**The problem**
Leave out the pictures and copy everything else below exactly.

________________________

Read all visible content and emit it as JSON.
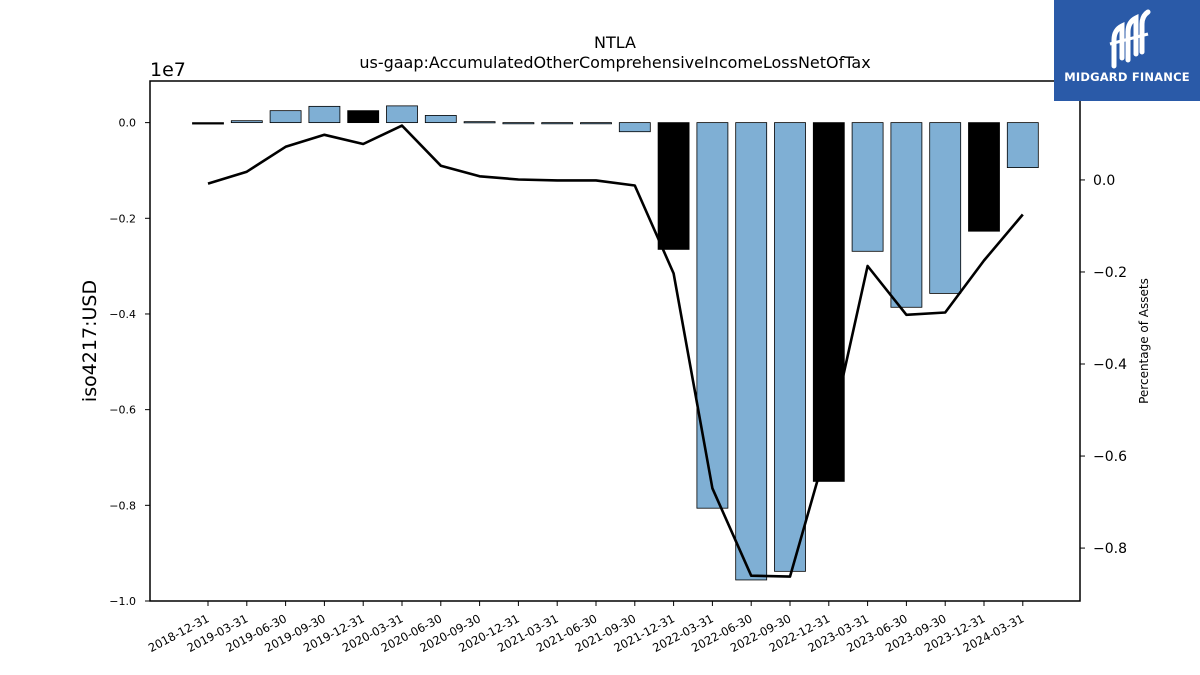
{
  "brand": {
    "name": "MIDGARD FINANCE",
    "logo_color": "#2a5aa8"
  },
  "chart_data": {
    "type": "bar",
    "title": "NTLA",
    "subtitle": "us-gaap:AccumulatedOtherComprehensiveIncomeLossNetOfTax",
    "ylabel": "iso4217:USD",
    "y_offset_label": "1e7",
    "y2label": "Percentage of Assets",
    "categories": [
      "2018-12-31",
      "2019-03-31",
      "2019-06-30",
      "2019-09-30",
      "2019-12-31",
      "2020-03-31",
      "2020-06-30",
      "2020-09-30",
      "2020-12-31",
      "2021-03-31",
      "2021-06-30",
      "2021-09-30",
      "2021-12-31",
      "2022-03-31",
      "2022-06-30",
      "2022-09-30",
      "2022-12-31",
      "2023-03-31",
      "2023-06-30",
      "2023-09-30",
      "2023-12-31",
      "2024-03-31"
    ],
    "series": [
      {
        "type": "bar",
        "values": [
          -30000,
          40000,
          250000,
          340000,
          250000,
          350000,
          150000,
          20000,
          -10000,
          -10000,
          -10000,
          -190000,
          -2650000,
          -8060000,
          -9560000,
          -9380000,
          -7500000,
          -2690000,
          -3860000,
          -3570000,
          -2270000,
          -940000
        ],
        "colors": [
          "#000000",
          "#7fafd4",
          "#7fafd4",
          "#7fafd4",
          "#000000",
          "#7fafd4",
          "#7fafd4",
          "#7fafd4",
          "#7fafd4",
          "#7fafd4",
          "#7fafd4",
          "#7fafd4",
          "#000000",
          "#7fafd4",
          "#7fafd4",
          "#7fafd4",
          "#000000",
          "#7fafd4",
          "#7fafd4",
          "#7fafd4",
          "#000000",
          "#7fafd4"
        ]
      },
      {
        "type": "line",
        "axis": "right",
        "values": [
          -0.008,
          0.018,
          0.072,
          0.098,
          0.078,
          0.118,
          0.031,
          0.008,
          0.001,
          -0.001,
          -0.001,
          -0.012,
          -0.203,
          -0.67,
          -0.86,
          -0.862,
          -0.567,
          -0.187,
          -0.293,
          -0.288,
          -0.175,
          -0.075
        ],
        "color": "#000000"
      }
    ],
    "ylim": [
      -1.0,
      0.087
    ],
    "yticks": [
      "0.0",
      "−0.2",
      "−0.4",
      "−0.6",
      "−0.8",
      "−1.0"
    ],
    "y2lim": [
      -0.915,
      0.215
    ],
    "y2ticks": [
      "0.0",
      "−0.2",
      "−0.4",
      "−0.6",
      "−0.8"
    ],
    "grid": false,
    "legend": "none"
  }
}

________________________

**Exercise answer**
Read all visible content and emit it as JSON.
{
  "brand": {
    "name": "MIDGARD FINANCE",
    "logo_color": "#2a5aa8"
  },
  "chart_data": {
    "type": "bar",
    "title": "NTLA",
    "subtitle": "us-gaap:AccumulatedOtherComprehensiveIncomeLossNetOfTax",
    "ylabel": "iso4217:USD",
    "y_offset_label": "1e7",
    "y2label": "Percentage of Assets",
    "categories": [
      "2018-12-31",
      "2019-03-31",
      "2019-06-30",
      "2019-09-30",
      "2019-12-31",
      "2020-03-31",
      "2020-06-30",
      "2020-09-30",
      "2020-12-31",
      "2021-03-31",
      "2021-06-30",
      "2021-09-30",
      "2021-12-31",
      "2022-03-31",
      "2022-06-30",
      "2022-09-30",
      "2022-12-31",
      "2023-03-31",
      "2023-06-30",
      "2023-09-30",
      "2023-12-31",
      "2024-03-31"
    ],
    "series": [
      {
        "type": "bar",
        "values": [
          -30000,
          40000,
          250000,
          340000,
          250000,
          350000,
          150000,
          20000,
          -10000,
          -10000,
          -10000,
          -190000,
          -2650000,
          -8060000,
          -9560000,
          -9380000,
          -7500000,
          -2690000,
          -3860000,
          -3570000,
          -2270000,
          -940000
        ],
        "colors": [
          "#000000",
          "#7fafd4",
          "#7fafd4",
          "#7fafd4",
          "#000000",
          "#7fafd4",
          "#7fafd4",
          "#7fafd4",
          "#7fafd4",
          "#7fafd4",
          "#7fafd4",
          "#7fafd4",
          "#000000",
          "#7fafd4",
          "#7fafd4",
          "#7fafd4",
          "#000000",
          "#7fafd4",
          "#7fafd4",
          "#7fafd4",
          "#000000",
          "#7fafd4"
        ]
      },
      {
        "type": "line",
        "axis": "right",
        "values": [
          -0.008,
          0.018,
          0.072,
          0.098,
          0.078,
          0.118,
          0.031,
          0.008,
          0.001,
          -0.001,
          -0.001,
          -0.012,
          -0.203,
          -0.67,
          -0.86,
          -0.862,
          -0.567,
          -0.187,
          -0.293,
          -0.288,
          -0.175,
          -0.075
        ],
        "color": "#000000"
      }
    ],
    "ylim": [
      -1.0,
      0.087
    ],
    "yticks": [
      "0.0",
      "−0.2",
      "−0.4",
      "−0.6",
      "−0.8",
      "−1.0"
    ],
    "y2lim": [
      -0.915,
      0.215
    ],
    "y2ticks": [
      "0.0",
      "−0.2",
      "−0.4",
      "−0.6",
      "−0.8"
    ],
    "grid": false,
    "legend": "none"
  }
}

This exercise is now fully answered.